[start of ROWS]

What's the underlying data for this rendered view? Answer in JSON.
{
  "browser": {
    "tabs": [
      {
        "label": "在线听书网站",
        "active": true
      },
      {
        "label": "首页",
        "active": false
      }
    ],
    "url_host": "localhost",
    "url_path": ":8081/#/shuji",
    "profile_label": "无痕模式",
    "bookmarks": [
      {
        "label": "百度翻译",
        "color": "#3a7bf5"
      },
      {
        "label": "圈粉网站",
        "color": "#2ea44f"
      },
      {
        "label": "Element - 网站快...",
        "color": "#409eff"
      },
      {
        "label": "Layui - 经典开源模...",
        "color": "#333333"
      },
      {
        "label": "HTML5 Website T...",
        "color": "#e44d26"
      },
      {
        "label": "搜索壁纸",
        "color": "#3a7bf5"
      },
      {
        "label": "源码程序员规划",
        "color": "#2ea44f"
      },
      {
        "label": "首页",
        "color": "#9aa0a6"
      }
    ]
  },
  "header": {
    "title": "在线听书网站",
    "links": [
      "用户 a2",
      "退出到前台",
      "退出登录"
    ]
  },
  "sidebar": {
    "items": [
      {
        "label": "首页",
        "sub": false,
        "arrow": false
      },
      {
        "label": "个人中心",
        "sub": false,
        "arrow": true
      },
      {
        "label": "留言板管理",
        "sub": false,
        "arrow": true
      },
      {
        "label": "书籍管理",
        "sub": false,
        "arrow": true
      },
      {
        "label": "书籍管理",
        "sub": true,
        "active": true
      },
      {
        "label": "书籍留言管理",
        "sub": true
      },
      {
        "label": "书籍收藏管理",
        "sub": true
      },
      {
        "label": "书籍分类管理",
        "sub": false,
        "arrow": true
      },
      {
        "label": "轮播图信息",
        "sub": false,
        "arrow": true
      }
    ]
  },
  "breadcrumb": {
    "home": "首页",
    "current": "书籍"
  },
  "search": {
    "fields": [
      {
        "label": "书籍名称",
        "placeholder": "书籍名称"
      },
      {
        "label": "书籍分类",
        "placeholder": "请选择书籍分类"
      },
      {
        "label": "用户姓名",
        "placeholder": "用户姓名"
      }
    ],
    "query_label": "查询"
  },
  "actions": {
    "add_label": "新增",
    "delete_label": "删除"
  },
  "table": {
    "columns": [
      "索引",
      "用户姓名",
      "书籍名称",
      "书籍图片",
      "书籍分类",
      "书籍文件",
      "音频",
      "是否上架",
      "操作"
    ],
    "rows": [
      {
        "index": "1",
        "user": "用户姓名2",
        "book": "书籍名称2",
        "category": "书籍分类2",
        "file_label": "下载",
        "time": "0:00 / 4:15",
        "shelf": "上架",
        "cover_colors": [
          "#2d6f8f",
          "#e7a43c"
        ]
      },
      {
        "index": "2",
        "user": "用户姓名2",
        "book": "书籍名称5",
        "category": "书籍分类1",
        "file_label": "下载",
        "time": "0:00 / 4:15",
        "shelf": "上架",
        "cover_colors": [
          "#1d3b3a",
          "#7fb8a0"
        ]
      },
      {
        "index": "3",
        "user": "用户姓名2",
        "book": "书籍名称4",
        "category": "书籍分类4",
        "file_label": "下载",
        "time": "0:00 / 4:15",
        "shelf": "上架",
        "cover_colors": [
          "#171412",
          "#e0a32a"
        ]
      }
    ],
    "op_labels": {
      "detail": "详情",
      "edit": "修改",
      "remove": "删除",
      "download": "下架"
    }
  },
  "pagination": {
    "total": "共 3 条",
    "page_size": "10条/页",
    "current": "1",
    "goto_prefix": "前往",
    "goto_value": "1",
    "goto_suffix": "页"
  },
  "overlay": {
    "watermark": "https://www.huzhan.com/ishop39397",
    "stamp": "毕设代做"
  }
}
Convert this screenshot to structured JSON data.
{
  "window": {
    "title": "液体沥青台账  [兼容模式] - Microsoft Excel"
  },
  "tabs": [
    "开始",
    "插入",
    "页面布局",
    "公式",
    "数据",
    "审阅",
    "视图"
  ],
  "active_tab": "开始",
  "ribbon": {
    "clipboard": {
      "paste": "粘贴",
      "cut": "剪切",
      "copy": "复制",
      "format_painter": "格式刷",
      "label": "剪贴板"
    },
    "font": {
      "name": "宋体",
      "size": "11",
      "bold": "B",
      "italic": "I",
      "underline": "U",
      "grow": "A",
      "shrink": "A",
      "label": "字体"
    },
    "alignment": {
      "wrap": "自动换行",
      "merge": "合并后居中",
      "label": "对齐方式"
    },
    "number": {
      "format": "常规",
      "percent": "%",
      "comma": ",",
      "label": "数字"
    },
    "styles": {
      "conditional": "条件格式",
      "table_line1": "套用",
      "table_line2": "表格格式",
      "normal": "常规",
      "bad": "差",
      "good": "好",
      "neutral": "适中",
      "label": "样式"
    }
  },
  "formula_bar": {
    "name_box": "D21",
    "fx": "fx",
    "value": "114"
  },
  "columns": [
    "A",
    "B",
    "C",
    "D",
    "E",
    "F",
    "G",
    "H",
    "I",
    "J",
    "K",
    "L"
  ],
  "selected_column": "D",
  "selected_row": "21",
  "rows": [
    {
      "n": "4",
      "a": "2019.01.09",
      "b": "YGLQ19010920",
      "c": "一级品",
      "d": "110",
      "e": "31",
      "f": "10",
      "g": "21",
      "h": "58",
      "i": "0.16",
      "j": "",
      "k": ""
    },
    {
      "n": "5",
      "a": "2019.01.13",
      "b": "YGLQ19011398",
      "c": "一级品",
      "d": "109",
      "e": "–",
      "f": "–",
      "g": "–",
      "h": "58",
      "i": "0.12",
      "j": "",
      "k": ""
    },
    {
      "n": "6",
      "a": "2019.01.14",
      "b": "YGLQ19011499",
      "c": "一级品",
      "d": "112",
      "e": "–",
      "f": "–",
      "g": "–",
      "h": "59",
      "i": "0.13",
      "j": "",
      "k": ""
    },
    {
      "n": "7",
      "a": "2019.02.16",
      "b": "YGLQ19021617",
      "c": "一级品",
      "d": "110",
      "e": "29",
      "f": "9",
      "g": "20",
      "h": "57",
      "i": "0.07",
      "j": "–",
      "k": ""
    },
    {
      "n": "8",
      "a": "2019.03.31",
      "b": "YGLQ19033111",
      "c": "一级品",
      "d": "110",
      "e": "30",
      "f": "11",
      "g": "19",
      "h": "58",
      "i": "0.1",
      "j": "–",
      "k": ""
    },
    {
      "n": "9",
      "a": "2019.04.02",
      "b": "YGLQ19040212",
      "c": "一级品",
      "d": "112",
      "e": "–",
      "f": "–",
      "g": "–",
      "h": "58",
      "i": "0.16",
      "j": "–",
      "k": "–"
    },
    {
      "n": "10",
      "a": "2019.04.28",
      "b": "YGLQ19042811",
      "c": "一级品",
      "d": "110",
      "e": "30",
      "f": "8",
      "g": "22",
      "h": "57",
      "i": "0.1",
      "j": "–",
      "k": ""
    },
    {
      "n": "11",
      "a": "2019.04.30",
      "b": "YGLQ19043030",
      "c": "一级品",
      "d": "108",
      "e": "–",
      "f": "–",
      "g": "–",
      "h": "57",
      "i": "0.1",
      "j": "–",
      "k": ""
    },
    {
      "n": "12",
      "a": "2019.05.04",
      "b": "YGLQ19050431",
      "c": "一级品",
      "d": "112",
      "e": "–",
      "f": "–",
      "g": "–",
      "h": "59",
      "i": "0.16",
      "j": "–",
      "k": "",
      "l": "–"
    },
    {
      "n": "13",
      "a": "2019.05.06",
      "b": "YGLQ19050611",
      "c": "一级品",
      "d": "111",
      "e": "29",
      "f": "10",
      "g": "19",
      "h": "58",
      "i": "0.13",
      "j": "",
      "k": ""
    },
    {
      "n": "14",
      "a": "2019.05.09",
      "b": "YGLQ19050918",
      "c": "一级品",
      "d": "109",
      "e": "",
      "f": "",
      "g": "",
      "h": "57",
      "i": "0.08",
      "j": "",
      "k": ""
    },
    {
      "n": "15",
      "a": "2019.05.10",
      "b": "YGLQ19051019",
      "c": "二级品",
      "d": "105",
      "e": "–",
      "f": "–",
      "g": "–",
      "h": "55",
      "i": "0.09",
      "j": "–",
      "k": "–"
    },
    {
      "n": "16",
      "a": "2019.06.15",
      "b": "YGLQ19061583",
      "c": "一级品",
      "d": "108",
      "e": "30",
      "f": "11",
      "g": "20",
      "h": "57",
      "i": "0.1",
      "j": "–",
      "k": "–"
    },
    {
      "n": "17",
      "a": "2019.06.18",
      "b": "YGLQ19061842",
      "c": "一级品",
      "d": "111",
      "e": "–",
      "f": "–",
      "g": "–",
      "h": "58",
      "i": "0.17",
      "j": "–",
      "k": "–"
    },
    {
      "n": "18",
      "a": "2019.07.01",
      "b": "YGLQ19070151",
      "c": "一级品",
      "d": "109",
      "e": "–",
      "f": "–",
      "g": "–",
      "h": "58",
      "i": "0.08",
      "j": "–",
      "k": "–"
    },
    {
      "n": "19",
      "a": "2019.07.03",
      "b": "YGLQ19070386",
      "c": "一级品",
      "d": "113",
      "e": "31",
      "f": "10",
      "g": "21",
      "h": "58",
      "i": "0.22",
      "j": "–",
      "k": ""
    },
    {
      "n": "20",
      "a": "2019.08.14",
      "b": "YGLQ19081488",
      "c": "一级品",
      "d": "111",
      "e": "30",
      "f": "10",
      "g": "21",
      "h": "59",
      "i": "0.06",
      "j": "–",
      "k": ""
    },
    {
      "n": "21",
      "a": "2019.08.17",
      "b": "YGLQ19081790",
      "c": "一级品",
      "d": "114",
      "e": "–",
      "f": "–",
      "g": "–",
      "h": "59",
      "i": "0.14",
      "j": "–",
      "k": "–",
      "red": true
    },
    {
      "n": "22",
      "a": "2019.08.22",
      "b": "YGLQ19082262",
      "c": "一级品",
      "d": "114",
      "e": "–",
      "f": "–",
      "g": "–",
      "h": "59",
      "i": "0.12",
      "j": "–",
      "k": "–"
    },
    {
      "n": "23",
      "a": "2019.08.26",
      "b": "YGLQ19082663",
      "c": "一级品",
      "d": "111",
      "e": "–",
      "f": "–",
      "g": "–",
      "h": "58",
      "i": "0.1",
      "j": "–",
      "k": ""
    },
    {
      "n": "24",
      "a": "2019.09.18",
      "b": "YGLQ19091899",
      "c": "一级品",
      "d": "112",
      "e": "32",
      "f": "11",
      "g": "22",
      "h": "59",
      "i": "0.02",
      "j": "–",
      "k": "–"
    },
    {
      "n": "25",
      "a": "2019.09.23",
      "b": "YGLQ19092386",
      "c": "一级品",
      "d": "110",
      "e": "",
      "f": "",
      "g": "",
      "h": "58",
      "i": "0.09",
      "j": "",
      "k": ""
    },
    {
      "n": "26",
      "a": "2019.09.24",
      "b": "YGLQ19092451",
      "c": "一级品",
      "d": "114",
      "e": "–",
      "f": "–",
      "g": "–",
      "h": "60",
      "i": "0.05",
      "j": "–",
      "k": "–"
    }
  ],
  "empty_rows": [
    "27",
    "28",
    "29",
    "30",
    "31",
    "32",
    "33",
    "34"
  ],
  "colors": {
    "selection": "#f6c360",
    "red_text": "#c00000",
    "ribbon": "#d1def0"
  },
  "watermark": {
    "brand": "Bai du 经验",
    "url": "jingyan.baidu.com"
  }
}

[end of ROWS]

**TASK DESCRIPTION:** List each line in the listing that contains the string "watermark".

**REPLY TO THE EXERCISE:**
    "watermark": "https://www.huzhan.com/ishop39397",
  "watermark": {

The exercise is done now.